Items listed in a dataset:
++++

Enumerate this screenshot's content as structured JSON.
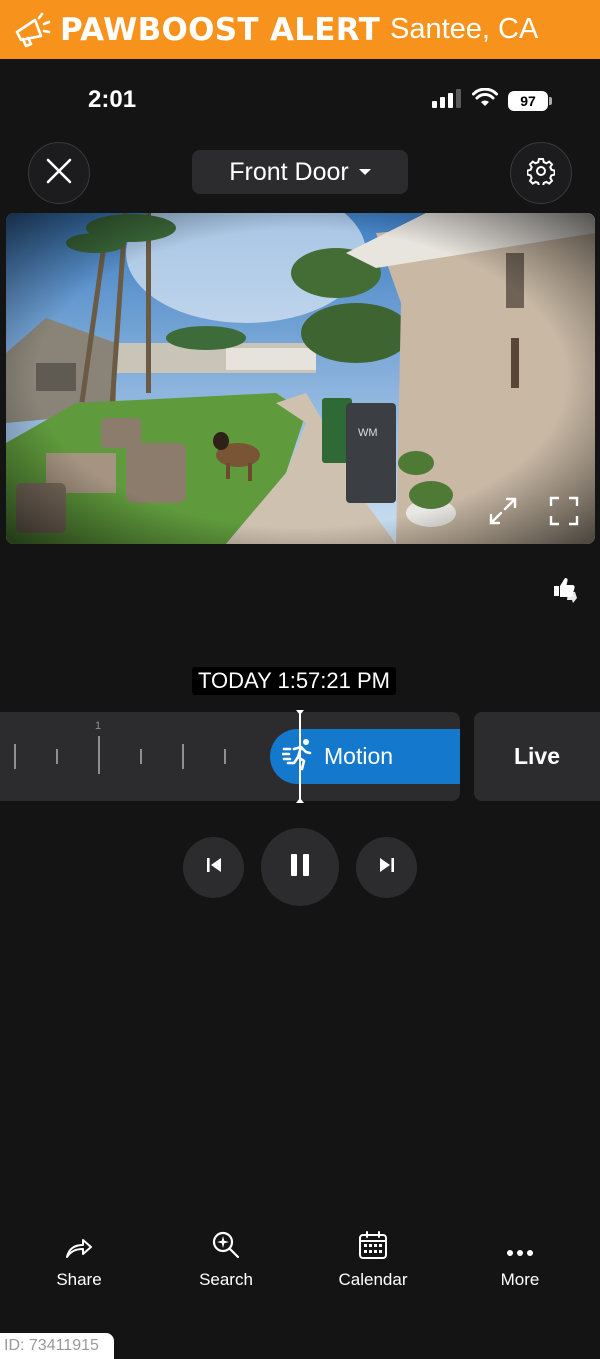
{
  "alert": {
    "title": "PAWBOOST ALERT",
    "city": "Santee, CA"
  },
  "status": {
    "time": "2:01",
    "battery": "97"
  },
  "header": {
    "device_name": "Front Door"
  },
  "timeline": {
    "timestamp": "TODAY 1:57:21 PM",
    "tick_label": "1",
    "motion_label": "Motion",
    "live_label": "Live"
  },
  "nav": {
    "share": "Share",
    "search": "Search",
    "calendar": "Calendar",
    "more": "More"
  },
  "footer": {
    "id_label": "ID: 73411915"
  },
  "colors": {
    "alert_orange": "#f7931d",
    "motion_blue": "#1479cc",
    "background": "#141414"
  }
}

++++

• EXERCISE DESCRIPTION: Give the material again exactly as it is, but keep the pictures out.

• REPLY TO THE TASK:
Enumerate this screenshot's content as structured JSON.
{
  "alert": {
    "title": "PAWBOOST ALERT",
    "city": "Santee, CA"
  },
  "status": {
    "time": "2:01",
    "battery": "97"
  },
  "header": {
    "device_name": "Front Door"
  },
  "timeline": {
    "timestamp": "TODAY 1:57:21 PM",
    "tick_label": "1",
    "motion_label": "Motion",
    "live_label": "Live"
  },
  "nav": {
    "share": "Share",
    "search": "Search",
    "calendar": "Calendar",
    "more": "More"
  },
  "footer": {
    "id_label": "ID: 73411915"
  },
  "colors": {
    "alert_orange": "#f7931d",
    "motion_blue": "#1479cc",
    "background": "#141414"
  }
}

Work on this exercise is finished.